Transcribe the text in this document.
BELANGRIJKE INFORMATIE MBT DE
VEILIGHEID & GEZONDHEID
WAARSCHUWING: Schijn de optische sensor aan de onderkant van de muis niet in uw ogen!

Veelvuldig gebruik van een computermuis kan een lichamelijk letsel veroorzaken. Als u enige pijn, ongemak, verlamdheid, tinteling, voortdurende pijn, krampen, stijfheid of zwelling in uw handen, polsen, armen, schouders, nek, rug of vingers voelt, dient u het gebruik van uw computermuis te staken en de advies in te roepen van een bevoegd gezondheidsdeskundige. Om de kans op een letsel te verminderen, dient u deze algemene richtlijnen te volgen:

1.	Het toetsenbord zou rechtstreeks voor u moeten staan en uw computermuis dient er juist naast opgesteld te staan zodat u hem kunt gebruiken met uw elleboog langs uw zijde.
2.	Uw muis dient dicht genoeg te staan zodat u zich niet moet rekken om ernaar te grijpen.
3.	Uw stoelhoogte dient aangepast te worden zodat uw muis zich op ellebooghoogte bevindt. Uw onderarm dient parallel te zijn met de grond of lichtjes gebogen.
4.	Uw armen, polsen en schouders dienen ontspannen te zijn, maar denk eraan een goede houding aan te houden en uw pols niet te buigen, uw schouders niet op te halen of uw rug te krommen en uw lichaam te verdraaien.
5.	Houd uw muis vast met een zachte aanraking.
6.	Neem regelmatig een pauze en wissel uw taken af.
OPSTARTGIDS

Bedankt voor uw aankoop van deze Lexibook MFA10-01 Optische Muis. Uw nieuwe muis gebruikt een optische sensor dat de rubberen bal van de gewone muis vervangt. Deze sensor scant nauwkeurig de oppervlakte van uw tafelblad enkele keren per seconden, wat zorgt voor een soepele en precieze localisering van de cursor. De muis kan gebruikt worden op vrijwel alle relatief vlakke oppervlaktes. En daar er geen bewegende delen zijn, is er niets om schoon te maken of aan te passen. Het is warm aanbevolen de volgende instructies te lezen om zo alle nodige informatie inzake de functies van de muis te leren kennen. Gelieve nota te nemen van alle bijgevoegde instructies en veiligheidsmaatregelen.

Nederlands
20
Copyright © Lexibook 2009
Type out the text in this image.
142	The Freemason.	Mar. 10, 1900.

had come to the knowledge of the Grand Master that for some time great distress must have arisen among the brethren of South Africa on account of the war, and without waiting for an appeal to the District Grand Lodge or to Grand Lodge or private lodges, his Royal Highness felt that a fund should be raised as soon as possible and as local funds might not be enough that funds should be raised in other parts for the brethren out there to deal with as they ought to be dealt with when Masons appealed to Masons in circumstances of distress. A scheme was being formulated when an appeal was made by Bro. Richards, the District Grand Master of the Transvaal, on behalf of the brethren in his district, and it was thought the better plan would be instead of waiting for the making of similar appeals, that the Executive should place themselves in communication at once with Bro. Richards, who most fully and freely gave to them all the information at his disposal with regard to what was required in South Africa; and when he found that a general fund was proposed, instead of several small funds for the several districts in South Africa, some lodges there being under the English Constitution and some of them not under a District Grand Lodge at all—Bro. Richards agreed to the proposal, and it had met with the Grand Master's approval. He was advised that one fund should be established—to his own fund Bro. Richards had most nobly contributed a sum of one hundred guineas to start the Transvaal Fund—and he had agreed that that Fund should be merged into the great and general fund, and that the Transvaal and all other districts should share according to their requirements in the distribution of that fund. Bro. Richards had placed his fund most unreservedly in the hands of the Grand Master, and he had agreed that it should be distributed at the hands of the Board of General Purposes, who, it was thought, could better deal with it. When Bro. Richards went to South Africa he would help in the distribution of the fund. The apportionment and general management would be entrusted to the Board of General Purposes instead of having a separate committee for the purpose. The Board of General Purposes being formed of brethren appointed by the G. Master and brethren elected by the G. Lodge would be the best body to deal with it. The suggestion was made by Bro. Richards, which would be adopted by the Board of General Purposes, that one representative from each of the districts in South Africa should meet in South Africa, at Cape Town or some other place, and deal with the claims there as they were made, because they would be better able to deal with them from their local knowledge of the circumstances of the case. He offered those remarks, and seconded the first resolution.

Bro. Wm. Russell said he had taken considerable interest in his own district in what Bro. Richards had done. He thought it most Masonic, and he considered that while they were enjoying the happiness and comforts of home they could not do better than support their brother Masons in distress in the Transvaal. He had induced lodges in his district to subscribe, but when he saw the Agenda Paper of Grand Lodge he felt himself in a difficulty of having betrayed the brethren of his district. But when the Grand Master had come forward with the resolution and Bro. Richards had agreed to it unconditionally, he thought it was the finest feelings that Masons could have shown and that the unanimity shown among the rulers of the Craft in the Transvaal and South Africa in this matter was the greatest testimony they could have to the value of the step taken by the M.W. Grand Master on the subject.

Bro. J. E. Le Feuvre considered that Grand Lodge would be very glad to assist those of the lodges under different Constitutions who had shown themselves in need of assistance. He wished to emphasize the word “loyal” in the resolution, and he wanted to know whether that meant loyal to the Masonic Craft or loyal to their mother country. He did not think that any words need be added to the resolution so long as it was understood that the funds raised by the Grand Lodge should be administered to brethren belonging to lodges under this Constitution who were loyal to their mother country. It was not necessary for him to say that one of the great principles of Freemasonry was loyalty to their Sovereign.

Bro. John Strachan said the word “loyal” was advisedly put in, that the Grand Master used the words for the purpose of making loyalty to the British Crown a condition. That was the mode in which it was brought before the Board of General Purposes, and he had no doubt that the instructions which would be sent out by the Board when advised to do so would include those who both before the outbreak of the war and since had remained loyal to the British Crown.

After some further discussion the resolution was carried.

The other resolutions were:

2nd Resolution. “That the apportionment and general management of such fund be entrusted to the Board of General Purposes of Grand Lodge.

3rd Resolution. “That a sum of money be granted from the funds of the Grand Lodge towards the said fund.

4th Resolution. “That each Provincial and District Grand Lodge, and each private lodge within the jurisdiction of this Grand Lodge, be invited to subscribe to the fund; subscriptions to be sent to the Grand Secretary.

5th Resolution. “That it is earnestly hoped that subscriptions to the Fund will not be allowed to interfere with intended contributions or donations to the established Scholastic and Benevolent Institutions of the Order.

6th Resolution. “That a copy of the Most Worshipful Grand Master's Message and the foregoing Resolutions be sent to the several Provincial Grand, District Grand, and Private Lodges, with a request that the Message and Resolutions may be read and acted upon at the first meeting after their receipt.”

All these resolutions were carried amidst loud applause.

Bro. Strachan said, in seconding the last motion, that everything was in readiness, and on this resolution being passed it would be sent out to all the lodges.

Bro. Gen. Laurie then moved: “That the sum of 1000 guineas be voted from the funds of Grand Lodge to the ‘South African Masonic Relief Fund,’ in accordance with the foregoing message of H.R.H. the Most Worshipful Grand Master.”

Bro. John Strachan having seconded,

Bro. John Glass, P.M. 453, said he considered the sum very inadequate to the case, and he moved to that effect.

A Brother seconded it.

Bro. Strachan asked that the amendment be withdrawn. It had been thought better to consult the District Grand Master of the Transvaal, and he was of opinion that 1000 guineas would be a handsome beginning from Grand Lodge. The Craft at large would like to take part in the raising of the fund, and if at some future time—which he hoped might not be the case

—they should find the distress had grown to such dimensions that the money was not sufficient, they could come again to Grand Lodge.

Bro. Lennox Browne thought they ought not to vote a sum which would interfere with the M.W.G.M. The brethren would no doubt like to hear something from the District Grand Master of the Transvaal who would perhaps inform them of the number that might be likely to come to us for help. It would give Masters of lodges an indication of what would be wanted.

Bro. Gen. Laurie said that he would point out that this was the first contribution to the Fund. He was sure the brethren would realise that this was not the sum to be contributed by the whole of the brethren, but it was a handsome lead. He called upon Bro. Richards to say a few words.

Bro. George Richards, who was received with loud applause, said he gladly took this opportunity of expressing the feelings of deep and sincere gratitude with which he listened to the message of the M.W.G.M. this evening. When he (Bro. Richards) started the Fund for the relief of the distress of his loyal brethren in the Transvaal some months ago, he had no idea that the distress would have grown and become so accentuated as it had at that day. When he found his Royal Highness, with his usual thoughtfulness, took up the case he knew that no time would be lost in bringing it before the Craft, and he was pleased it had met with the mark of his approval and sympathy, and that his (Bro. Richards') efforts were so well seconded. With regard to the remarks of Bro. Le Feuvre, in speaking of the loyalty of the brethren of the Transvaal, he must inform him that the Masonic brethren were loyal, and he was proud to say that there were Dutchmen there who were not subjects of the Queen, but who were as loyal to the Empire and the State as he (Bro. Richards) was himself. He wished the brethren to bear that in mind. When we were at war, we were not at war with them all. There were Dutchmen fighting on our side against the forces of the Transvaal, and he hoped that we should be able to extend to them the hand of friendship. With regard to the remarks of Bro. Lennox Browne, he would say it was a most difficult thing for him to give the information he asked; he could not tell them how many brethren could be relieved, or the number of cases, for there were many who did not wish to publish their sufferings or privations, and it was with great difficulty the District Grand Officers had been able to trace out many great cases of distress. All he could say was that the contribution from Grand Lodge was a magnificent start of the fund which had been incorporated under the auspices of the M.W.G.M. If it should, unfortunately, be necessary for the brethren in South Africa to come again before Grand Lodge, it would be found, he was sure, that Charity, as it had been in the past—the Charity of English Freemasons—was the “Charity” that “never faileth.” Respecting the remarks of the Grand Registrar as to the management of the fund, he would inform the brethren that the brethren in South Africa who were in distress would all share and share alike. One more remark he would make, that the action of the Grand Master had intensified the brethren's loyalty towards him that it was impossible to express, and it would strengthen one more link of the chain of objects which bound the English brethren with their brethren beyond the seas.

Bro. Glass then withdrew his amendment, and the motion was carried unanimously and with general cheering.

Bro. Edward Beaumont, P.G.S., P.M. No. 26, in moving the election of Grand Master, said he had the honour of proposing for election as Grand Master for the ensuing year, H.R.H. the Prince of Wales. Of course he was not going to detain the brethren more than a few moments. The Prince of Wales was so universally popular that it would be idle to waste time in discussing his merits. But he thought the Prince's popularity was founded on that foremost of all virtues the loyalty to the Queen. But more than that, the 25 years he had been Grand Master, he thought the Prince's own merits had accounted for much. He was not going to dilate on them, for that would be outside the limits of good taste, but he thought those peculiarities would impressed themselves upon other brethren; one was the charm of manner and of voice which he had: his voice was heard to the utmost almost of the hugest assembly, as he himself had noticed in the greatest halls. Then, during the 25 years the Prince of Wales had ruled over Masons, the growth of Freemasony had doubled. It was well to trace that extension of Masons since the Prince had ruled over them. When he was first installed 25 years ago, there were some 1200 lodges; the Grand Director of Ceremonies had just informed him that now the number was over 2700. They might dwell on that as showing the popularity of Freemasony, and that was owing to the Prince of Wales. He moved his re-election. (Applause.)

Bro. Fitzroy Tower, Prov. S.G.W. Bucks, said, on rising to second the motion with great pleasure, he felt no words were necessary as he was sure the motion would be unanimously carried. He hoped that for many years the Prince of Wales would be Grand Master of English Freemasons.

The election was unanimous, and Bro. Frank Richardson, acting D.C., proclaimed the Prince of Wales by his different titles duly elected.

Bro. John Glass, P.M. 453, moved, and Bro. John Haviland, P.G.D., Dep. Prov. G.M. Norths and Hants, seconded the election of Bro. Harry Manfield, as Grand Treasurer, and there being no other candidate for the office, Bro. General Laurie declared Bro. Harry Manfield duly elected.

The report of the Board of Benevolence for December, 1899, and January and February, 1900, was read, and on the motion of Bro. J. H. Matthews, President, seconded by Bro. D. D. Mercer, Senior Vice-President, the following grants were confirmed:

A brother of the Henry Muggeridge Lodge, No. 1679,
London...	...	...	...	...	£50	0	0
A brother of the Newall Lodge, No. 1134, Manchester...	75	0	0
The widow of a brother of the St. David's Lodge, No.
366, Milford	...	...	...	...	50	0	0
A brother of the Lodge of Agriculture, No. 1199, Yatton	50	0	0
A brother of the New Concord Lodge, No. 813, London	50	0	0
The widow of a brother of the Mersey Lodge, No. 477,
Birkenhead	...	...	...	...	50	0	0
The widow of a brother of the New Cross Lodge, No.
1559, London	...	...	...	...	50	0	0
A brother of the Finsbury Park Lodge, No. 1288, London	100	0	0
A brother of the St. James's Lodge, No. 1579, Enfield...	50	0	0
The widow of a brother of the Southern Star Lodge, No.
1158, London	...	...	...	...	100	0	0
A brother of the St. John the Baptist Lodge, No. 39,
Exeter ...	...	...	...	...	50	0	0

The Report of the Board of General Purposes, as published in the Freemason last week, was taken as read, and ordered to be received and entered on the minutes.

********************

▶ Task
Return each line where "London" shows up.

▶ Exercise solution
London...	...	...	...	...	£50	0	0
A brother of the New Concord Lodge, No. 813, London	50	0	0
1559, London	...	...	...	...	50	0	0
A brother of the Finsbury Park Lodge, No. 1288, London	100	0	0
1158, London	...	...	...	...	100	0	0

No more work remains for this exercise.